• _Data provided_

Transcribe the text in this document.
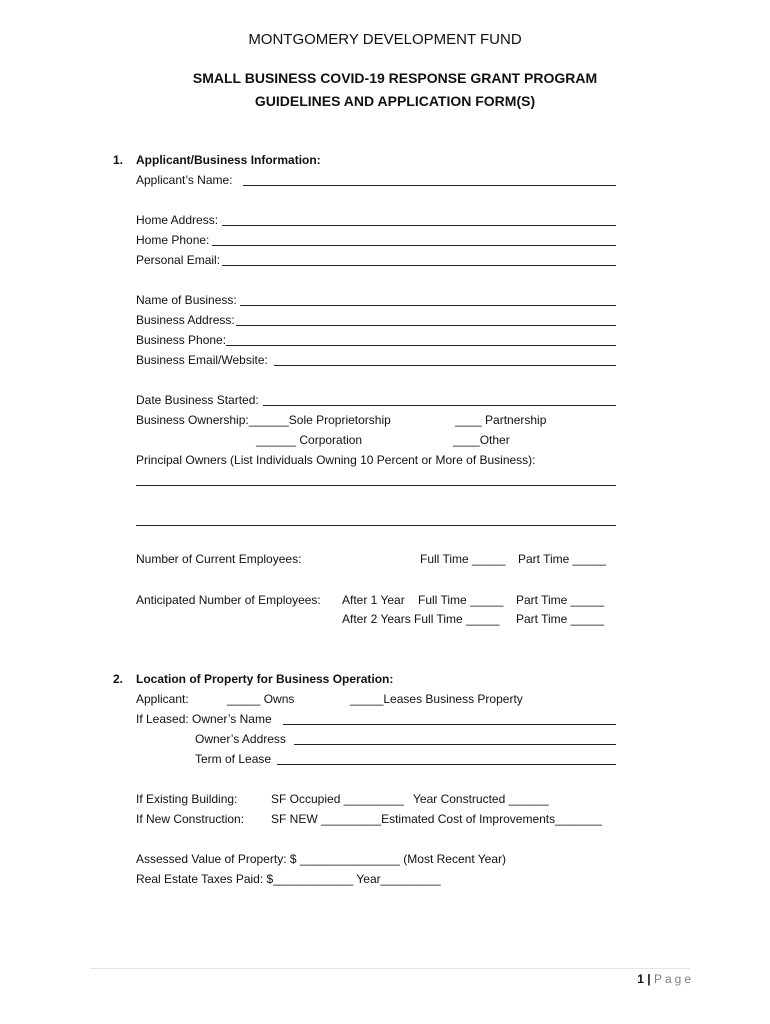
MONTGOMERY DEVELOPMENT FUND
SMALL BUSINESS COVID-19 RESPONSE GRANT PROGRAM
GUIDELINES AND APPLICATION FORM(S)
1. Applicant/Business Information:
Applicant’s Name:
Home Address:
Home Phone:
Personal Email:
Name of Business:
Business Address:
Business Phone:
Business Email/Website:
Date Business Started:
Business Ownership:______Sole Proprietorship	____ Partnership
______ Corporation	____Other
Principal Owners (List Individuals Owning 10 Percent or More of Business):
Number of Current Employees:	Full Time _____ Part Time _____
Anticipated Number of Employees: After 1 Year Full Time _____ Part Time _____
After 2 Years Full Time _____ Part Time _____
2. Location of Property for Business Operation:
Applicant:	_____ Owns	_____Leases Business Property
If Leased: Owner’s Name
Owner’s Address
Term of Lease
If Existing Building:	SF Occupied _________ Year Constructed ______
If New Construction: SF NEW _________Estimated Cost of Improvements_______
Assessed Value of Property: $ _______________ (Most Recent Year)
Real Estate Taxes Paid: $____________ Year_________
1 | Page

• _Description of the task_
Go through the records and show every line with the string "Applicant" in it.

• _Written response_
1. Applicant/Business Information:
Applicant’s Name:
Applicant:	_____ Owns	_____Leases Business Property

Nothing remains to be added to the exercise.